» Work instructions: Write out each line of the records that has "blot" in it.

» Input for this task:
↓

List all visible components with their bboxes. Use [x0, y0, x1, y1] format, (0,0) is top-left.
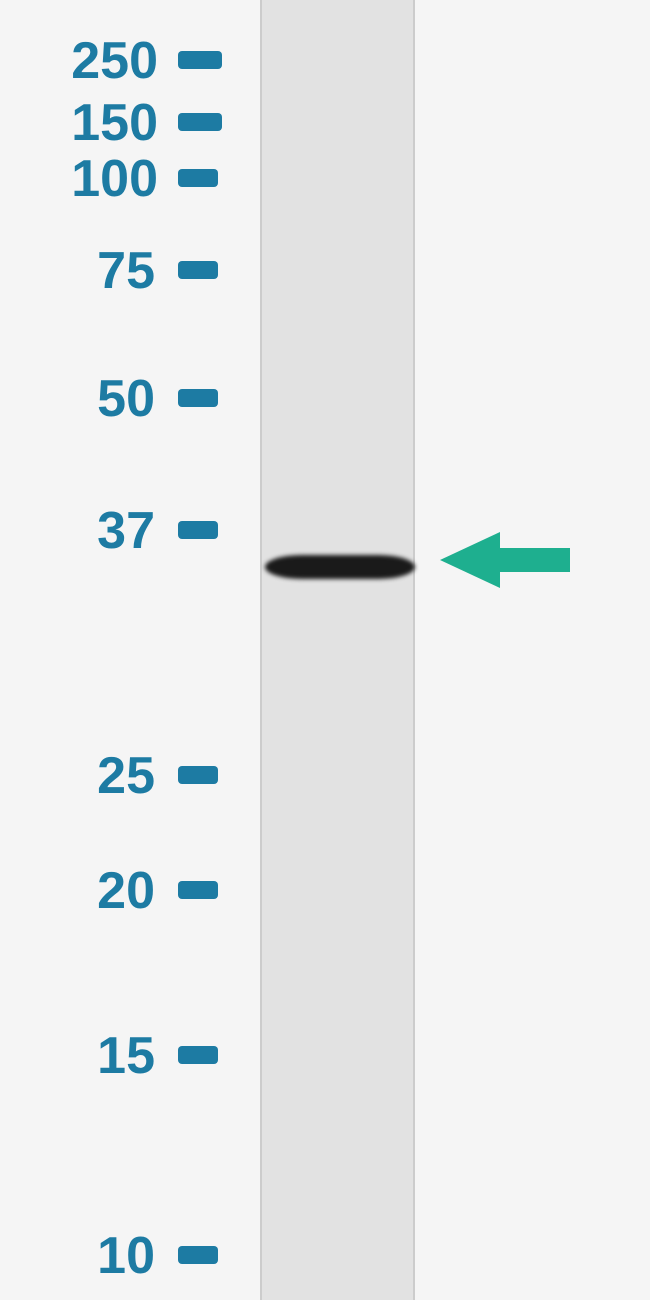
marker-tick-50: [178, 389, 218, 407]
marker-label-25: 25: [75, 746, 155, 806]
protein-band: [265, 555, 415, 579]
marker-tick-25: [178, 766, 218, 784]
arrow-head-icon: [440, 532, 500, 588]
marker-tick-75: [178, 261, 218, 279]
marker-tick-15: [178, 1046, 218, 1064]
blot-lane: [260, 0, 415, 1300]
marker-label-20: 20: [75, 861, 155, 921]
marker-label-100: 100: [48, 149, 158, 209]
arrow-tail: [500, 548, 570, 572]
marker-tick-250: [178, 51, 222, 69]
marker-label-37: 37: [75, 501, 155, 561]
marker-tick-20: [178, 881, 218, 899]
western-blot-container: 250150100 75 50 37 25 20 15 10: [0, 0, 650, 1300]
marker-tick-37: [178, 521, 218, 539]
marker-tick-150: [178, 113, 222, 131]
marker-label-250: 250: [48, 31, 158, 91]
marker-label-75: 75: [75, 241, 155, 301]
marker-label-10: 10: [75, 1226, 155, 1286]
marker-label-15: 15: [75, 1026, 155, 1086]
marker-label-150: 150: [48, 93, 158, 153]
marker-tick-10: [178, 1246, 218, 1264]
marker-label-50: 50: [75, 369, 155, 429]
marker-tick-100: [178, 169, 218, 187]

↑

» Exercise result:
blot-lane: [260, 0, 415, 1300]
western-blot-container: 250150100 75 50 37 25 20 15 10: [0, 0, 650, 1300]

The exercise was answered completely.